Search the records that follow and extract every line containing the string "this".

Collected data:
+-------+

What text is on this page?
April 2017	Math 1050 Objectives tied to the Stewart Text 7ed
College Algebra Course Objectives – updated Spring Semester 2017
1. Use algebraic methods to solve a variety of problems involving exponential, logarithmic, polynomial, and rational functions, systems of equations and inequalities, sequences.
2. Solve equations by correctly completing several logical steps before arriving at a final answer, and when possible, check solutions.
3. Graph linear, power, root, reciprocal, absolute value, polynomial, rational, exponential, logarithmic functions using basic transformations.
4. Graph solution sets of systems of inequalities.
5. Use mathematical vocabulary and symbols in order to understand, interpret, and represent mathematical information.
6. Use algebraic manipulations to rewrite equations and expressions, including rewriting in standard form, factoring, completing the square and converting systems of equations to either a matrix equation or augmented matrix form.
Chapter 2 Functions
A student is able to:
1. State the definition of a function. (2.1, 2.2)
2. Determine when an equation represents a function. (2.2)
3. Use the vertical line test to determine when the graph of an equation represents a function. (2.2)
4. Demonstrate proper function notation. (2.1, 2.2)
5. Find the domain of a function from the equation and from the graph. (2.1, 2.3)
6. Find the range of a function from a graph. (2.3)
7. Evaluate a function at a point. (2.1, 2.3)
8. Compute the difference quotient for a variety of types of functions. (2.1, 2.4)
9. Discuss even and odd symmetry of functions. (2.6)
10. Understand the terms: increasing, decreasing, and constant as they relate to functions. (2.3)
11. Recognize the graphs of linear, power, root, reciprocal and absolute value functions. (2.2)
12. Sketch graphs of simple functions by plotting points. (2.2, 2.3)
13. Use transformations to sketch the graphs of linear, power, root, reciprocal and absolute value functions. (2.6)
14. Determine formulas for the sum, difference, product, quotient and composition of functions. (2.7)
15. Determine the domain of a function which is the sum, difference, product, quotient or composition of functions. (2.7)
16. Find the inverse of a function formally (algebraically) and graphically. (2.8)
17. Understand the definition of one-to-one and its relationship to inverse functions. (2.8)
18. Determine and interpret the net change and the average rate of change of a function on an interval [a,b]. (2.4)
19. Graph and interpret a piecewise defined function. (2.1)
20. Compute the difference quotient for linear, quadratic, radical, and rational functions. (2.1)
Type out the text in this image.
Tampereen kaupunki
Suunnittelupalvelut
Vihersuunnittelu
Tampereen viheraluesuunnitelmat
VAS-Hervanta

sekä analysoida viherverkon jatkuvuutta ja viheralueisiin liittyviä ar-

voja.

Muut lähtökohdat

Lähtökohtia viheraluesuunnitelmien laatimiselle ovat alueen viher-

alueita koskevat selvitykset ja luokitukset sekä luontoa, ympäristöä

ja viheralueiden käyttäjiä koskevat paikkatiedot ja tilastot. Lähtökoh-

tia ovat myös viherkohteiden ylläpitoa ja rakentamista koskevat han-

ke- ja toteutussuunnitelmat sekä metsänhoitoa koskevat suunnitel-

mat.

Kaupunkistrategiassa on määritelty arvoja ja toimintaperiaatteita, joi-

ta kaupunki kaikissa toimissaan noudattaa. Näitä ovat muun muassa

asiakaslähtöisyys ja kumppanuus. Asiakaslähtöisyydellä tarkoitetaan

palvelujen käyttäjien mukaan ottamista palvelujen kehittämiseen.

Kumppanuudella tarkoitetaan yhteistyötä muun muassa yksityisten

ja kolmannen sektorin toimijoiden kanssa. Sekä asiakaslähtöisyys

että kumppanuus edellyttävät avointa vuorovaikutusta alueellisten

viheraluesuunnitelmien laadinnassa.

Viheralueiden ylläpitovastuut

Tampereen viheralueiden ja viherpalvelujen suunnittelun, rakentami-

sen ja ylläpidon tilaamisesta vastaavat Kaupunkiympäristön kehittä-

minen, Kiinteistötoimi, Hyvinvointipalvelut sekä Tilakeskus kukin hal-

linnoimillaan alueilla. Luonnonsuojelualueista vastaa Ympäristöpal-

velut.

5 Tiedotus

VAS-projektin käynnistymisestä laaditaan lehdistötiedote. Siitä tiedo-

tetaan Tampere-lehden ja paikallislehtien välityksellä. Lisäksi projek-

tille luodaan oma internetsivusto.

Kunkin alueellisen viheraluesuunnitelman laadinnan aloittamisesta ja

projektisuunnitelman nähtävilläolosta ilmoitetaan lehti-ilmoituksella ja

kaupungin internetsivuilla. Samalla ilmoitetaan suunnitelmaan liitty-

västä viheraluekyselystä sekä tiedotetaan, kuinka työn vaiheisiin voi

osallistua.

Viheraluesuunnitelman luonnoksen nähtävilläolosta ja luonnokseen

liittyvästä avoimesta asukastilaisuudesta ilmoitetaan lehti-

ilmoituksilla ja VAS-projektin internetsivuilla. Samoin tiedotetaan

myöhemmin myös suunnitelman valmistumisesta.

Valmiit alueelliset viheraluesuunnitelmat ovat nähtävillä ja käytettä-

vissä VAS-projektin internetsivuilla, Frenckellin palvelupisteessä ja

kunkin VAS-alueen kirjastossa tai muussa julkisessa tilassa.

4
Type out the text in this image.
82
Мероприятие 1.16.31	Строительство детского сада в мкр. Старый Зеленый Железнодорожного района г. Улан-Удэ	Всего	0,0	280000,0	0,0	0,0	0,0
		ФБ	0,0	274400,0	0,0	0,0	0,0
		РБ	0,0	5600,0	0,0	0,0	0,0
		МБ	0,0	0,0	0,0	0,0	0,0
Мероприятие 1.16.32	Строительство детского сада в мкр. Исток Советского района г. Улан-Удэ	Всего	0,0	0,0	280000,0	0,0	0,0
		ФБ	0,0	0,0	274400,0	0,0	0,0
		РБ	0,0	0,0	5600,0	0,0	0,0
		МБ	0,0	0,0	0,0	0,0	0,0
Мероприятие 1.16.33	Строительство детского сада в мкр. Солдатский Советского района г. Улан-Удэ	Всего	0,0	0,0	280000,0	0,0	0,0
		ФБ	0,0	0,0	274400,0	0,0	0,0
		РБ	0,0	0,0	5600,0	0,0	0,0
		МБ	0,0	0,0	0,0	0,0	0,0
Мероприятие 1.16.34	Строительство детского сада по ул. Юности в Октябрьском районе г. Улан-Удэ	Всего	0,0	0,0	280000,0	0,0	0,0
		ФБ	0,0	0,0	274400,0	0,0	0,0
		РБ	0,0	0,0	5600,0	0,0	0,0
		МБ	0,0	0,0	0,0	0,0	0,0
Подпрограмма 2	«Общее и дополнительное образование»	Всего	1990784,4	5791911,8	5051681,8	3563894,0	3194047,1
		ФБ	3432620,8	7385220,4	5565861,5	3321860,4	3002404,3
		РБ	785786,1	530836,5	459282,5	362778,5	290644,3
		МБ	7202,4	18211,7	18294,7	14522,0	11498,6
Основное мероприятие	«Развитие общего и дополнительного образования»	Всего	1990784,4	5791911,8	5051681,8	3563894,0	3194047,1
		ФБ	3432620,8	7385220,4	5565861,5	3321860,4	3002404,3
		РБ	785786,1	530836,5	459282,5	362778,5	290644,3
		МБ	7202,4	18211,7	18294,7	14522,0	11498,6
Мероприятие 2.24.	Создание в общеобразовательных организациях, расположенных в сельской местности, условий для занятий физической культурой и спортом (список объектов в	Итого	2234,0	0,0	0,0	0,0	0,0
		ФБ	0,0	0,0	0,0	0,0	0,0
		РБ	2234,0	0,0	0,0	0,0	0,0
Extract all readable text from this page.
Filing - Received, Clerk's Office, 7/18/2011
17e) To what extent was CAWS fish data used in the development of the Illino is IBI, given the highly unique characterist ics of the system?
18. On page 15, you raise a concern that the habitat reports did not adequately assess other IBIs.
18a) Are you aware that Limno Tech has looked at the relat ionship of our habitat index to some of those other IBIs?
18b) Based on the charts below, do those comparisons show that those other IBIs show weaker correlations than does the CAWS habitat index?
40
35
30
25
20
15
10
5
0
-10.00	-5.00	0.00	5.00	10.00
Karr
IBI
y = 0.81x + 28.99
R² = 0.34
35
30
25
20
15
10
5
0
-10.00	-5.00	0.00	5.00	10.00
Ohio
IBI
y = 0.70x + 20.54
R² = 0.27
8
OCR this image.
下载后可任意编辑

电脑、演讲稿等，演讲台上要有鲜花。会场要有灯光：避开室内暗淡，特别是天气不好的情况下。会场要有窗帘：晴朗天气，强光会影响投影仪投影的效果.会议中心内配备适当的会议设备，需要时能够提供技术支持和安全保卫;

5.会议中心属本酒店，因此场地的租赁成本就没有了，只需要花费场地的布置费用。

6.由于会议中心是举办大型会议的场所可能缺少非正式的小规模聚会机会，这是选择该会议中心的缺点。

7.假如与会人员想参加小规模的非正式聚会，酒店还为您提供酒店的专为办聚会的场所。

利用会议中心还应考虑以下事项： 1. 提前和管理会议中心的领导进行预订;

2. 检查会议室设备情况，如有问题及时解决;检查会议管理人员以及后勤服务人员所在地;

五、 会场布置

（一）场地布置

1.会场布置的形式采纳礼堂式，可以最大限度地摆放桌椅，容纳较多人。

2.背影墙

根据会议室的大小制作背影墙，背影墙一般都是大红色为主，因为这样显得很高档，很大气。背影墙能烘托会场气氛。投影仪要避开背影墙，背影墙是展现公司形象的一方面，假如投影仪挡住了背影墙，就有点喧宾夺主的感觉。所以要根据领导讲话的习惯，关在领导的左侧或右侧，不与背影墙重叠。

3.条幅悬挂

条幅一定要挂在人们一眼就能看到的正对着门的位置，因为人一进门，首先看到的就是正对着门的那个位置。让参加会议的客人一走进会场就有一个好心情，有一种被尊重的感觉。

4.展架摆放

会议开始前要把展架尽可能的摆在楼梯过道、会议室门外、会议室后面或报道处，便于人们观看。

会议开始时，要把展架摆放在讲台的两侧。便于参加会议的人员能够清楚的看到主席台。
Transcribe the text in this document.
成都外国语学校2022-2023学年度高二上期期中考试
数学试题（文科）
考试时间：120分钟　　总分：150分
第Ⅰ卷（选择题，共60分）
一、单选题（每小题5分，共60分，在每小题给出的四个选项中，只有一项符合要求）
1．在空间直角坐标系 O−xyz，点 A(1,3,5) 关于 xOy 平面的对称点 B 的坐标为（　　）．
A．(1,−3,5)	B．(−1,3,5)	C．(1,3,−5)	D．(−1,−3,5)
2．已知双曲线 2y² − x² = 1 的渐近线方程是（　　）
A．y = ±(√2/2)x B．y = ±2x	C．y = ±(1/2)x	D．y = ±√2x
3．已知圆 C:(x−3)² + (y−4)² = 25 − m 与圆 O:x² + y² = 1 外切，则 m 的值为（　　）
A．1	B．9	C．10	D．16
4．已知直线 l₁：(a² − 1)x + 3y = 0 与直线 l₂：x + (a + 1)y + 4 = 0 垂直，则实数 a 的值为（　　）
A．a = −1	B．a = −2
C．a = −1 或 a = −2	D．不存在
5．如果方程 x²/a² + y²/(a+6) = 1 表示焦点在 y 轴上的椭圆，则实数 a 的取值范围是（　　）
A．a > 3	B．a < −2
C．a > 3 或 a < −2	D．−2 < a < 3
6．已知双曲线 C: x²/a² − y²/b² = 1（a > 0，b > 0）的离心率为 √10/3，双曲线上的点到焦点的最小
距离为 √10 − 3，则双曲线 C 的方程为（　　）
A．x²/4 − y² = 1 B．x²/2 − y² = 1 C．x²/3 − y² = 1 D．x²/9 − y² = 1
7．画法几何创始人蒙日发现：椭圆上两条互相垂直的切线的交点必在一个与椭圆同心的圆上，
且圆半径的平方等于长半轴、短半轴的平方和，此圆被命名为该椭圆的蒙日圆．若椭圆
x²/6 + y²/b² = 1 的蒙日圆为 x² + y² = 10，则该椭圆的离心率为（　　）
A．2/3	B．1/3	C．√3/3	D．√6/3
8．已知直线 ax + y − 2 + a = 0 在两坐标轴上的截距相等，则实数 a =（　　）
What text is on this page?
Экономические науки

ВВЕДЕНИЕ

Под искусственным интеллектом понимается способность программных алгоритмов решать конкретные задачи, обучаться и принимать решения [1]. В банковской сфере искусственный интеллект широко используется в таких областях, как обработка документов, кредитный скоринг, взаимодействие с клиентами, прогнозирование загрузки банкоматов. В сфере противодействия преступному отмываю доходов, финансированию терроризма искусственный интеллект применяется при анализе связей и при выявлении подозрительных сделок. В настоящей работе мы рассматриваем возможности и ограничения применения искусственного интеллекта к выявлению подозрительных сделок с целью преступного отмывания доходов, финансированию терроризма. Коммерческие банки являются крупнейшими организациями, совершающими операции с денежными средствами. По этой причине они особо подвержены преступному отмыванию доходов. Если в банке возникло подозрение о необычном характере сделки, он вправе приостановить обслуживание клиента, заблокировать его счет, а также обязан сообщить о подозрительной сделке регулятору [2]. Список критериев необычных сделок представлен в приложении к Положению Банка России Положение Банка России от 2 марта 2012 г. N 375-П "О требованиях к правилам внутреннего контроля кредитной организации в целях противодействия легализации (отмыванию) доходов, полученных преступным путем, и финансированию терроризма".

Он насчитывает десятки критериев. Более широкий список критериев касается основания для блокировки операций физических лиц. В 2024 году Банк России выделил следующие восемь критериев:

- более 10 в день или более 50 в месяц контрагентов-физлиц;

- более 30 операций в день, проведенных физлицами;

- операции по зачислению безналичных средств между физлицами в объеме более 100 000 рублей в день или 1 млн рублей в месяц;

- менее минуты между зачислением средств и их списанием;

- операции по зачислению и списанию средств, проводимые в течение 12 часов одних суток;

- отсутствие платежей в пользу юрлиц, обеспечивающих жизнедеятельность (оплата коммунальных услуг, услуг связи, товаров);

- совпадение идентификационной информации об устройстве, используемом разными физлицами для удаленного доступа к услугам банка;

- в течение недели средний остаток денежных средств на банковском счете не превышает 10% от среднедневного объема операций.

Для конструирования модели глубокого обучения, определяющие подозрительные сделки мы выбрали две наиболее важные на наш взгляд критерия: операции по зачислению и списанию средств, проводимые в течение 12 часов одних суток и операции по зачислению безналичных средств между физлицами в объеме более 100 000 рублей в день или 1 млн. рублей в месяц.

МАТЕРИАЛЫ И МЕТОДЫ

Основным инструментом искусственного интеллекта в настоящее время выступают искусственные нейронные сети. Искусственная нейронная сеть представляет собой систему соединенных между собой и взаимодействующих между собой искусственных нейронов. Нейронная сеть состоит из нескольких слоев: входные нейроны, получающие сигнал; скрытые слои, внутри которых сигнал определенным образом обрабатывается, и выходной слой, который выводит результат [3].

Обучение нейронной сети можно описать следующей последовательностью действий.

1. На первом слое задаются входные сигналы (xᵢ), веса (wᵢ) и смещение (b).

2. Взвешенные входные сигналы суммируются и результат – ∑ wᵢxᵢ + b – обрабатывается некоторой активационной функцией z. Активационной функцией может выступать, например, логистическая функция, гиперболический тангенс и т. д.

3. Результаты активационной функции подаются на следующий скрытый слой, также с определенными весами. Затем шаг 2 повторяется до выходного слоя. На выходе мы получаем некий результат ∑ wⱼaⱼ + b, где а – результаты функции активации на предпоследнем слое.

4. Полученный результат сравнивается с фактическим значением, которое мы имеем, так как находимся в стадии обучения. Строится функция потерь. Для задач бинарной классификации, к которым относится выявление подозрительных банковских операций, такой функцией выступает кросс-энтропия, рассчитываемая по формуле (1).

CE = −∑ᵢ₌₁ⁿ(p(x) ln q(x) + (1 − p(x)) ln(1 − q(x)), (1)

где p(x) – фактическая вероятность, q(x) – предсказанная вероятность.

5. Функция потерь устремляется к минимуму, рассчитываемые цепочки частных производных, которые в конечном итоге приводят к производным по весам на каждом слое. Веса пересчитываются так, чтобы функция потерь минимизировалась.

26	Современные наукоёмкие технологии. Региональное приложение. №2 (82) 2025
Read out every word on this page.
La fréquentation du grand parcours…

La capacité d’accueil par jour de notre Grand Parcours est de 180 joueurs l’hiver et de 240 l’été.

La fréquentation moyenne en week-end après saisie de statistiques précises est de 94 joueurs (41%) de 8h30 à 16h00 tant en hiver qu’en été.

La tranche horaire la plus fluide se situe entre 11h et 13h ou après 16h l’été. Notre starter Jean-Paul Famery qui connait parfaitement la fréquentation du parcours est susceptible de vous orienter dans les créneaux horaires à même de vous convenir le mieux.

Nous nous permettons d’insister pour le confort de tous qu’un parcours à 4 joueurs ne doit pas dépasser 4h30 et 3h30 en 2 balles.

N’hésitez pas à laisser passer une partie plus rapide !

+-------+

* [Correct response]:
What text is on this page?
Type out the text in this image.
Type out the text in this image.
Extract all readable text from this page.
OCR this image.
Transcribe the text in this document.
What text is on this page?
Read out every word on this page.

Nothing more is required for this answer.